:: GIVEN RECORDS

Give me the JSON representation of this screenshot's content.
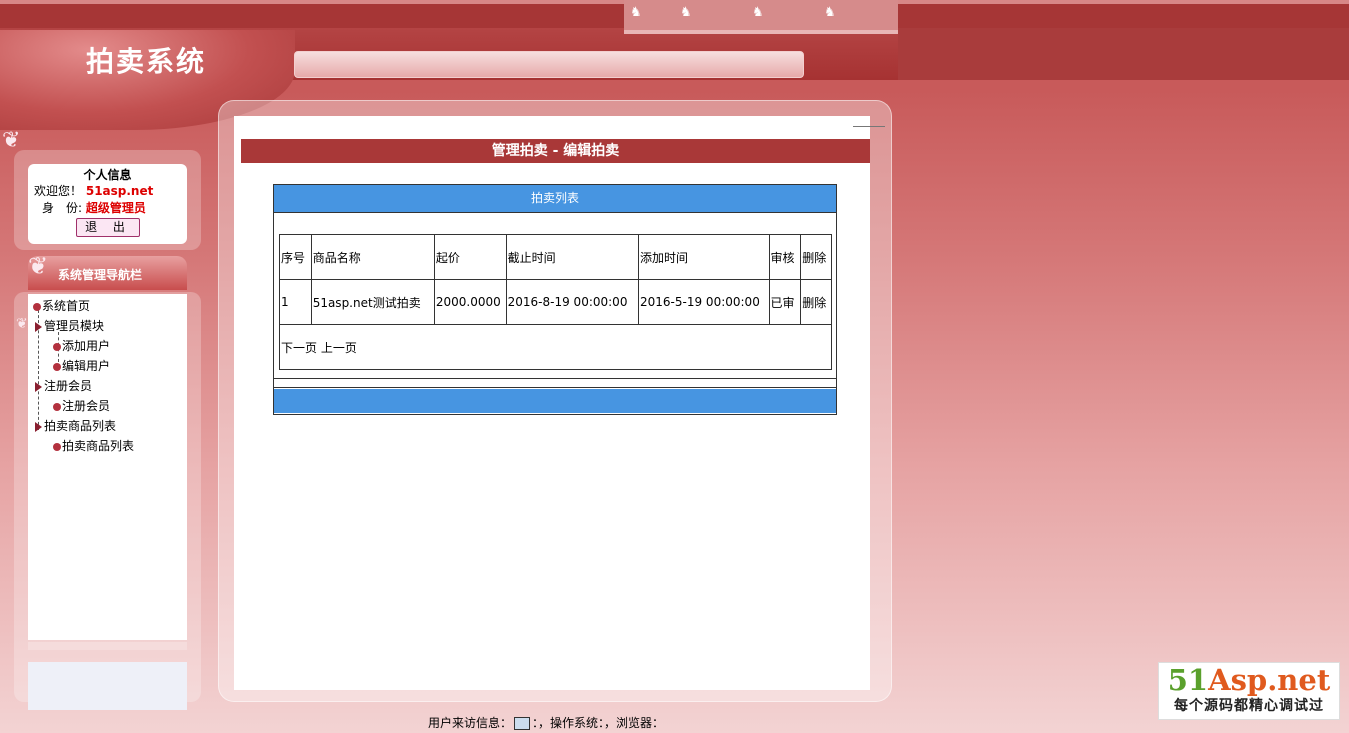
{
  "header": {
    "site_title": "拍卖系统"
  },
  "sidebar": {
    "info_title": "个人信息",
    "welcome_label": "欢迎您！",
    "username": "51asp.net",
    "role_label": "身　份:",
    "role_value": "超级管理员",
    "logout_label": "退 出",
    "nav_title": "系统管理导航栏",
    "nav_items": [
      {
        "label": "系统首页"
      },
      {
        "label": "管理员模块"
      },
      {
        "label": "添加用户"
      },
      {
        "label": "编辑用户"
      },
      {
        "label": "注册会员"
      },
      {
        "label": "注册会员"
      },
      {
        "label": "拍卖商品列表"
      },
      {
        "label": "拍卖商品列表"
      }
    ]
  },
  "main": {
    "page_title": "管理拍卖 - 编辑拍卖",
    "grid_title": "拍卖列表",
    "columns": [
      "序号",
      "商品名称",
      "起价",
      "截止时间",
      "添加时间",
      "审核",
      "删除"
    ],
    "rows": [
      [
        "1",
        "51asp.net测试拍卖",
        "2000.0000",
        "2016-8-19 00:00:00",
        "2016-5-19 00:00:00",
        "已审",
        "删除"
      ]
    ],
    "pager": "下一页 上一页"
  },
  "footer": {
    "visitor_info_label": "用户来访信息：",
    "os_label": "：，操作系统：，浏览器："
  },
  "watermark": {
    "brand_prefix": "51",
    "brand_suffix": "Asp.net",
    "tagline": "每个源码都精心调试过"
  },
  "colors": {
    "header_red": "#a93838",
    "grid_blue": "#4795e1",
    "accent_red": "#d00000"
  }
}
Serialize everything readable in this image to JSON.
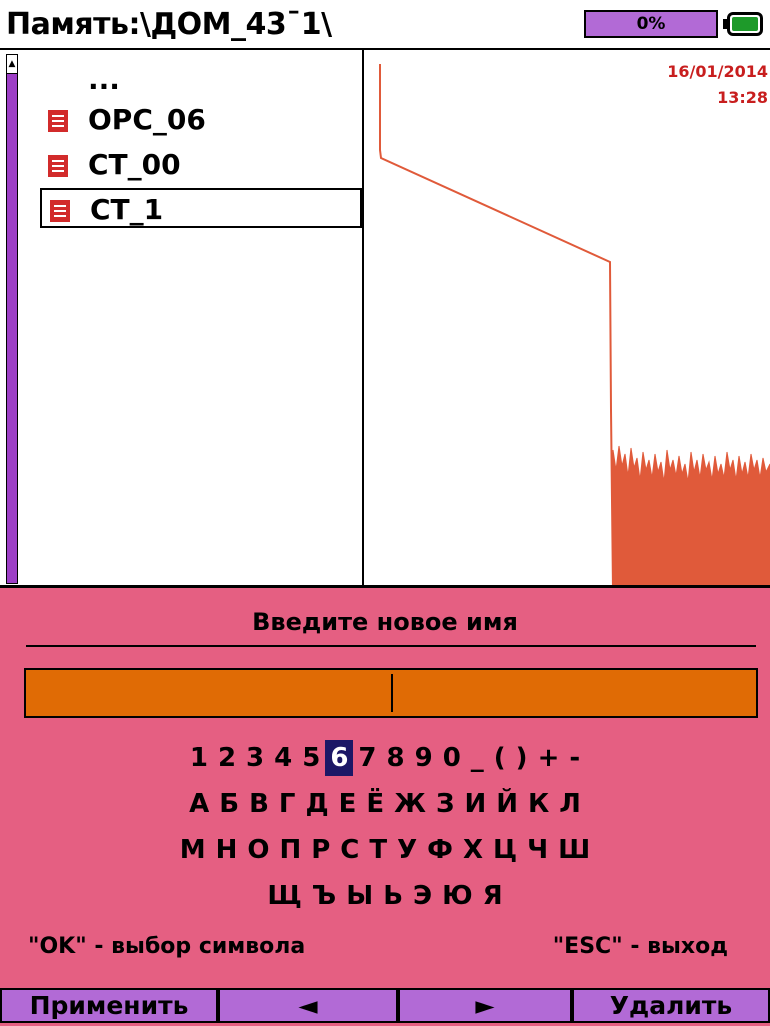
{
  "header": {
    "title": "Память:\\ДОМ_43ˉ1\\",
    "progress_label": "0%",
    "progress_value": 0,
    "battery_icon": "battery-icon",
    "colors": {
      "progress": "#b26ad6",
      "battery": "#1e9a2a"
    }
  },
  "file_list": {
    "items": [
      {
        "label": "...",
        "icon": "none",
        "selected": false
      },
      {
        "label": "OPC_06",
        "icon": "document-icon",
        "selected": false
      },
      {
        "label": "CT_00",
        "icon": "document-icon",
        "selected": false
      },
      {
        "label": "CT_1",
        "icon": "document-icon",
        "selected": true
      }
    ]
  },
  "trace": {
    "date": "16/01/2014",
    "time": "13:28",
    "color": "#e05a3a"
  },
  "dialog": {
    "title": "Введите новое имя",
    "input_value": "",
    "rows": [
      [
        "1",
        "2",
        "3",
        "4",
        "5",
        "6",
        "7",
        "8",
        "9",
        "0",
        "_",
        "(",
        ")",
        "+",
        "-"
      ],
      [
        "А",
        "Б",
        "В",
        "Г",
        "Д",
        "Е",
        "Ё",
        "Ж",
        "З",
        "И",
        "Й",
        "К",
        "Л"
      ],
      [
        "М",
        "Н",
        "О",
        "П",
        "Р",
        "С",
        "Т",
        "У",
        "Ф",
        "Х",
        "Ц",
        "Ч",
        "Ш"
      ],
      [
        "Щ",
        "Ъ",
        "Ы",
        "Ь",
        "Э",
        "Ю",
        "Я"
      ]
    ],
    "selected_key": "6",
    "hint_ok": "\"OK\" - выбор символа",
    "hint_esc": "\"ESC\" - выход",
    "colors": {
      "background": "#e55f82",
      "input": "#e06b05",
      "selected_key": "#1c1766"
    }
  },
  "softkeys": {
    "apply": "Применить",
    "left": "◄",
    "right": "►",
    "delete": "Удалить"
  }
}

::::

INSTRUCTIONS FOR THE TASK — The records above need to be restated word for word, with the pictures left out.

COMPLETE ANSWER —
Give me the JSON representation of this screenshot's content.
{
  "header": {
    "site_title": "拍卖系统"
  },
  "sidebar": {
    "info_title": "个人信息",
    "welcome_label": "欢迎您！",
    "username": "51asp.net",
    "role_label": "身　份:",
    "role_value": "超级管理员",
    "logout_label": "退 出",
    "nav_title": "系统管理导航栏",
    "nav_items": [
      {
        "label": "系统首页"
      },
      {
        "label": "管理员模块"
      },
      {
        "label": "添加用户"
      },
      {
        "label": "编辑用户"
      },
      {
        "label": "注册会员"
      },
      {
        "label": "注册会员"
      },
      {
        "label": "拍卖商品列表"
      },
      {
        "label": "拍卖商品列表"
      }
    ]
  },
  "main": {
    "page_title": "管理拍卖 - 编辑拍卖",
    "grid_title": "拍卖列表",
    "columns": [
      "序号",
      "商品名称",
      "起价",
      "截止时间",
      "添加时间",
      "审核",
      "删除"
    ],
    "rows": [
      [
        "1",
        "51asp.net测试拍卖",
        "2000.0000",
        "2016-8-19 00:00:00",
        "2016-5-19 00:00:00",
        "已审",
        "删除"
      ]
    ],
    "pager": "下一页 上一页"
  },
  "footer": {
    "visitor_info_label": "用户来访信息：",
    "os_label": "：，操作系统：，浏览器："
  },
  "watermark": {
    "brand_prefix": "51",
    "brand_suffix": "Asp.net",
    "tagline": "每个源码都精心调试过"
  },
  "colors": {
    "header_red": "#a93838",
    "grid_blue": "#4795e1",
    "accent_red": "#d00000"
  }
}
Serialize everything readable in this image to JSON.
{
  "header": {
    "title": "Память:\\ДОМ_43ˉ1\\",
    "progress_label": "0%",
    "progress_value": 0,
    "battery_icon": "battery-icon",
    "colors": {
      "progress": "#b26ad6",
      "battery": "#1e9a2a"
    }
  },
  "file_list": {
    "items": [
      {
        "label": "...",
        "icon": "none",
        "selected": false
      },
      {
        "label": "OPC_06",
        "icon": "document-icon",
        "selected": false
      },
      {
        "label": "CT_00",
        "icon": "document-icon",
        "selected": false
      },
      {
        "label": "CT_1",
        "icon": "document-icon",
        "selected": true
      }
    ]
  },
  "trace": {
    "date": "16/01/2014",
    "time": "13:28",
    "color": "#e05a3a"
  },
  "dialog": {
    "title": "Введите новое имя",
    "input_value": "",
    "rows": [
      [
        "1",
        "2",
        "3",
        "4",
        "5",
        "6",
        "7",
        "8",
        "9",
        "0",
        "_",
        "(",
        ")",
        "+",
        "-"
      ],
      [
        "А",
        "Б",
        "В",
        "Г",
        "Д",
        "Е",
        "Ё",
        "Ж",
        "З",
        "И",
        "Й",
        "К",
        "Л"
      ],
      [
        "М",
        "Н",
        "О",
        "П",
        "Р",
        "С",
        "Т",
        "У",
        "Ф",
        "Х",
        "Ц",
        "Ч",
        "Ш"
      ],
      [
        "Щ",
        "Ъ",
        "Ы",
        "Ь",
        "Э",
        "Ю",
        "Я"
      ]
    ],
    "selected_key": "6",
    "hint_ok": "\"OK\" - выбор символа",
    "hint_esc": "\"ESC\" - выход",
    "colors": {
      "background": "#e55f82",
      "input": "#e06b05",
      "selected_key": "#1c1766"
    }
  },
  "softkeys": {
    "apply": "Применить",
    "left": "◄",
    "right": "►",
    "delete": "Удалить"
  }
}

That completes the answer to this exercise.